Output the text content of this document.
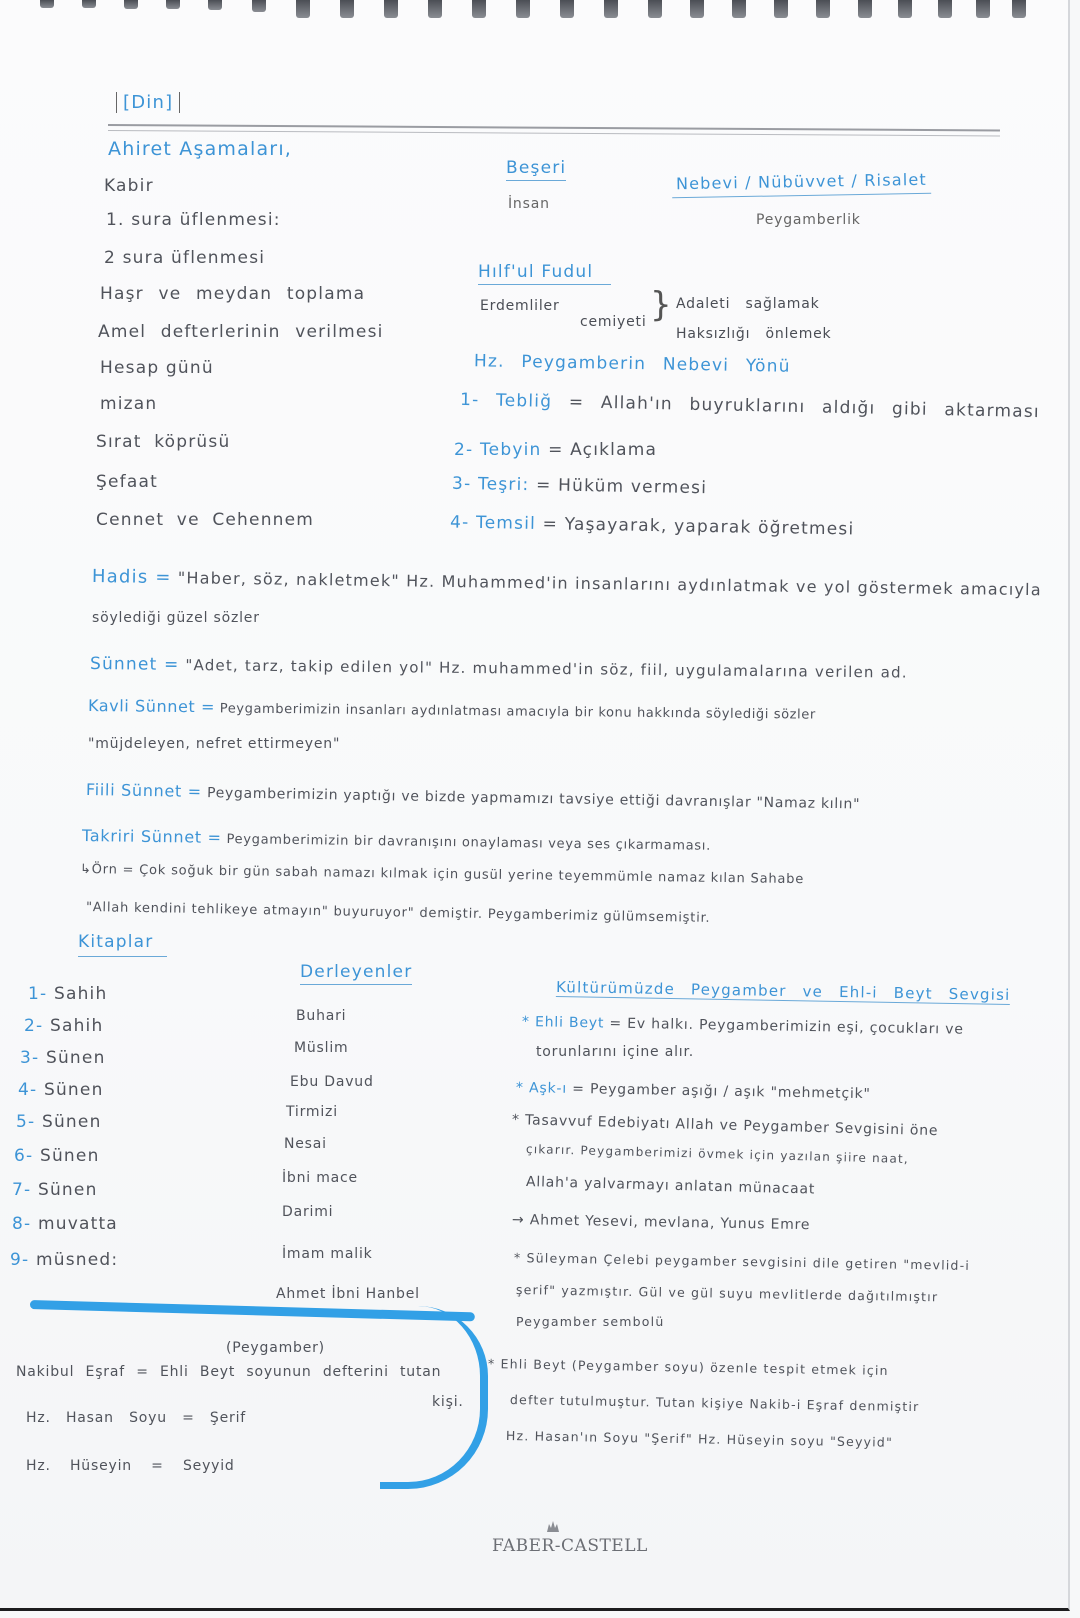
[Din]
Ahiret Aşamaları,
Kabir
1. sura üflenmesi:
2 sura üflenmesi
Haşr ve meydan toplama
Amel defterlerinin verilmesi
Hesap günü
mizan
Sırat köprüsü
Şefaat
Cennet ve Cehennem
Beşeri
İnsan
Nebevi / Nübüvvet / Risalet
Peygamberlik
Hılf'ul Fudul
Erdemliler
cemiyeti } Adaleti sağlamak
Haksızlığı önlemek
Hz. Peygamberin Nebevi Yönü
1- Tebliğ = Allah'ın buyruklarını aldığı gibi aktarması
2- Tebyin = Açıklama
3- Teşri: = Hüküm vermesi
4- Temsil = Yaşayarak, yaparak öğretmesi
Hadis = "Haber, söz, nakletmek" Hz. Muhammed'in insanlarını aydınlatmak ve yol göstermek amacıyla
söylediği güzel sözler
Sünnet = "Adet, tarz, takip edilen yol" Hz. muhammed'in söz, fiil, uygulamalarına verilen ad.
Kavli Sünnet = Peygamberimizin insanları aydınlatması amacıyla bir konu hakkında söylediği sözler
"müjdeleyen, nefret ettirmeyen"
Fiili Sünnet = Peygamberimizin yaptığı ve bizde yapmamızı tavsiye ettiği davranışlar "Namaz kılın"
Takriri Sünnet = Peygamberimizin bir davranışını onaylaması veya ses çıkarmaması.
↳Örn = Çok soğuk bir gün sabah namazı kılmak için gusül yerine teyemmümle namaz kılan Sahabe
"Allah kendini tehlikeye atmayın" buyuruyor" demiştir. Peygamberimiz gülümsemiştir.
Kitaplar
1- Sahih
2- Sahih
3- Sünen
4- Sünen
5- Sünen
6- Sünen
7- Sünen
8- muvatta
9- müsned:
Derleyenler
Buhari
Müslim
Ebu Davud
Tirmizi
Nesai
İbni mace
Darimi
İmam malik
Ahmet İbni Hanbel
Kültürümüzde Peygamber ve Ehl-i Beyt Sevgisi
* Ehli Beyt = Ev halkı. Peygamberimizin eşi, çocukları ve
torunlarını içine alır.
* Aşk-ı = Peygamber aşığı / aşık "mehmetçik"
* Tasavvuf Edebiyatı Allah ve Peygamber Sevgisini öne
çıkarır. Peygamberimizi övmek için yazılan şiire naat,
Allah'a yalvarmayı anlatan münacaat
→ Ahmet Yesevi, mevlana, Yunus Emre
* Süleyman Çelebi peygamber sevgisini dile getiren "mevlid-i
şerif" yazmıştır. Gül ve gül suyu mevlitlerde dağıtılmıştır
Peygamber sembolü
* Ehli Beyt (Peygamber soyu) özenle tespit etmek için
defter tutulmuştur. Tutan kişiye Nakib-i Eşraf denmiştir
Hz. Hasan'ın Soyu "Şerif" Hz. Hüseyin soyu "Seyyid"
(Peygamber)
Nakibul Eşraf = Ehli Beyt soyunun defterini tutan
kişi.
Hz. Hasan Soyu = Şerif
Hz. Hüseyin = Seyyid
FABER-CASTELL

▶ _Problem_: All of the material above needs to be restated exactly, with no pictures.

▶ _Solution below_:
Output the text content of this document.
[Din]
Ahiret Aşamaları,
Kabir
1. sura üflenmesi:
2 sura üflenmesi
Haşr ve meydan toplama
Amel defterlerinin verilmesi
Hesap günü
mizan
Sırat köprüsü
Şefaat
Cennet ve Cehennem
Beşeri
İnsan
Nebevi / Nübüvvet / Risalet
Peygamberlik
Hılf'ul Fudul
Erdemliler
cemiyeti } Adaleti sağlamak
Haksızlığı önlemek
Hz. Peygamberin Nebevi Yönü
1- Tebliğ = Allah'ın buyruklarını aldığı gibi aktarması
2- Tebyin = Açıklama
3- Teşri: = Hüküm vermesi
4- Temsil = Yaşayarak, yaparak öğretmesi
Hadis = "Haber, söz, nakletmek" Hz. Muhammed'in insanlarını aydınlatmak ve yol göstermek amacıyla
söylediği güzel sözler
Sünnet = "Adet, tarz, takip edilen yol" Hz. muhammed'in söz, fiil, uygulamalarına verilen ad.
Kavli Sünnet = Peygamberimizin insanları aydınlatması amacıyla bir konu hakkında söylediği sözler
"müjdeleyen, nefret ettirmeyen"
Fiili Sünnet = Peygamberimizin yaptığı ve bizde yapmamızı tavsiye ettiği davranışlar "Namaz kılın"
Takriri Sünnet = Peygamberimizin bir davranışını onaylaması veya ses çıkarmaması.
↳Örn = Çok soğuk bir gün sabah namazı kılmak için gusül yerine teyemmümle namaz kılan Sahabe
"Allah kendini tehlikeye atmayın" buyuruyor" demiştir. Peygamberimiz gülümsemiştir.
Kitaplar
1- Sahih
2- Sahih
3- Sünen
4- Sünen
5- Sünen
6- Sünen
7- Sünen
8- muvatta
9- müsned:
Derleyenler
Buhari
Müslim
Ebu Davud
Tirmizi
Nesai
İbni mace
Darimi
İmam malik
Ahmet İbni Hanbel
Kültürümüzde Peygamber ve Ehl-i Beyt Sevgisi
* Ehli Beyt = Ev halkı. Peygamberimizin eşi, çocukları ve
torunlarını içine alır.
* Aşk-ı = Peygamber aşığı / aşık "mehmetçik"
* Tasavvuf Edebiyatı Allah ve Peygamber Sevgisini öne
çıkarır. Peygamberimizi övmek için yazılan şiire naat,
Allah'a yalvarmayı anlatan münacaat
→ Ahmet Yesevi, mevlana, Yunus Emre
* Süleyman Çelebi peygamber sevgisini dile getiren "mevlid-i
şerif" yazmıştır. Gül ve gül suyu mevlitlerde dağıtılmıştır
Peygamber sembolü
* Ehli Beyt (Peygamber soyu) özenle tespit etmek için
defter tutulmuştur. Tutan kişiye Nakib-i Eşraf denmiştir
Hz. Hasan'ın Soyu "Şerif" Hz. Hüseyin soyu "Seyyid"
(Peygamber)
Nakibul Eşraf = Ehli Beyt soyunun defterini tutan
kişi.
Hz. Hasan Soyu = Şerif
Hz. Hüseyin = Seyyid
FABER-CASTELL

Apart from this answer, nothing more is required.